* Required task
Write out each line of the material again, word for word.

* Extracted entries
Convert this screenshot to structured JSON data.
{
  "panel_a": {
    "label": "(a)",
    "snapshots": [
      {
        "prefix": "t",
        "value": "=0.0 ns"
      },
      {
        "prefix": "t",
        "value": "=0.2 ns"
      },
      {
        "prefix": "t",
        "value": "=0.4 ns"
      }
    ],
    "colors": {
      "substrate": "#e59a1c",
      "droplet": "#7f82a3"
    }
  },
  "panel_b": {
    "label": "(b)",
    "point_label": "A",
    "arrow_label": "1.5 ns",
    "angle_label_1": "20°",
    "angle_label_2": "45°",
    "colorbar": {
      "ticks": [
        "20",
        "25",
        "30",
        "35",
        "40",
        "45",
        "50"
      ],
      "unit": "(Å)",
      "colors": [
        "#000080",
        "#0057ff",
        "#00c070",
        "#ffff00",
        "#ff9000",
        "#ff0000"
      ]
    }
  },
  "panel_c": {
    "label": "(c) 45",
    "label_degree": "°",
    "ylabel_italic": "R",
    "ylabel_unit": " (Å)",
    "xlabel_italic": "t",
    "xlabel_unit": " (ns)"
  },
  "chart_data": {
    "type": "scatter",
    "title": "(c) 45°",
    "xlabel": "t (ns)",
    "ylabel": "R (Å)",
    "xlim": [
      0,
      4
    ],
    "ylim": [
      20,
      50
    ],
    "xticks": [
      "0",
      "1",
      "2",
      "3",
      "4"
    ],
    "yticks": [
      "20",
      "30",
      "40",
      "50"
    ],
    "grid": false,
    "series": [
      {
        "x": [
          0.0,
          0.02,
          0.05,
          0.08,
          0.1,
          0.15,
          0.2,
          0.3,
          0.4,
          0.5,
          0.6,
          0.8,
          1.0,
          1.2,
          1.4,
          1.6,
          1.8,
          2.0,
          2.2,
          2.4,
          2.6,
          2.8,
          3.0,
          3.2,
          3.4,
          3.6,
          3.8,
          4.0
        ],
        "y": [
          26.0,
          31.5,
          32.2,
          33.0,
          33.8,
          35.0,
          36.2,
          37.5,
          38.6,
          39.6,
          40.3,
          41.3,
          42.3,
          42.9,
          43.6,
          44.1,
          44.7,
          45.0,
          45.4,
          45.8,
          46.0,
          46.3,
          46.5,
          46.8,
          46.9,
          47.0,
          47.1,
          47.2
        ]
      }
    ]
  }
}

* Answer to the exercise
Convert this screenshot to structured JSON data.
{
  "panel_a": {
    "label": "(a)",
    "snapshots": [
      {
        "prefix": "t",
        "value": "=0.0 ns"
      },
      {
        "prefix": "t",
        "value": "=0.2 ns"
      },
      {
        "prefix": "t",
        "value": "=0.4 ns"
      }
    ],
    "colors": {
      "substrate": "#e59a1c",
      "droplet": "#7f82a3"
    }
  },
  "panel_b": {
    "label": "(b)",
    "point_label": "A",
    "arrow_label": "1.5 ns",
    "angle_label_1": "20°",
    "angle_label_2": "45°",
    "colorbar": {
      "ticks": [
        "20",
        "25",
        "30",
        "35",
        "40",
        "45",
        "50"
      ],
      "unit": "(Å)",
      "colors": [
        "#000080",
        "#0057ff",
        "#00c070",
        "#ffff00",
        "#ff9000",
        "#ff0000"
      ]
    }
  },
  "panel_c": {
    "label": "(c) 45",
    "label_degree": "°",
    "ylabel_italic": "R",
    "ylabel_unit": " (Å)",
    "xlabel_italic": "t",
    "xlabel_unit": " (ns)"
  },
  "chart_data": {
    "type": "scatter",
    "title": "(c) 45°",
    "xlabel": "t (ns)",
    "ylabel": "R (Å)",
    "xlim": [
      0,
      4
    ],
    "ylim": [
      20,
      50
    ],
    "xticks": [
      "0",
      "1",
      "2",
      "3",
      "4"
    ],
    "yticks": [
      "20",
      "30",
      "40",
      "50"
    ],
    "grid": false,
    "series": [
      {
        "x": [
          0.0,
          0.02,
          0.05,
          0.08,
          0.1,
          0.15,
          0.2,
          0.3,
          0.4,
          0.5,
          0.6,
          0.8,
          1.0,
          1.2,
          1.4,
          1.6,
          1.8,
          2.0,
          2.2,
          2.4,
          2.6,
          2.8,
          3.0,
          3.2,
          3.4,
          3.6,
          3.8,
          4.0
        ],
        "y": [
          26.0,
          31.5,
          32.2,
          33.0,
          33.8,
          35.0,
          36.2,
          37.5,
          38.6,
          39.6,
          40.3,
          41.3,
          42.3,
          42.9,
          43.6,
          44.1,
          44.7,
          45.0,
          45.4,
          45.8,
          46.0,
          46.3,
          46.5,
          46.8,
          46.9,
          47.0,
          47.1,
          47.2
        ]
      }
    ]
  }
}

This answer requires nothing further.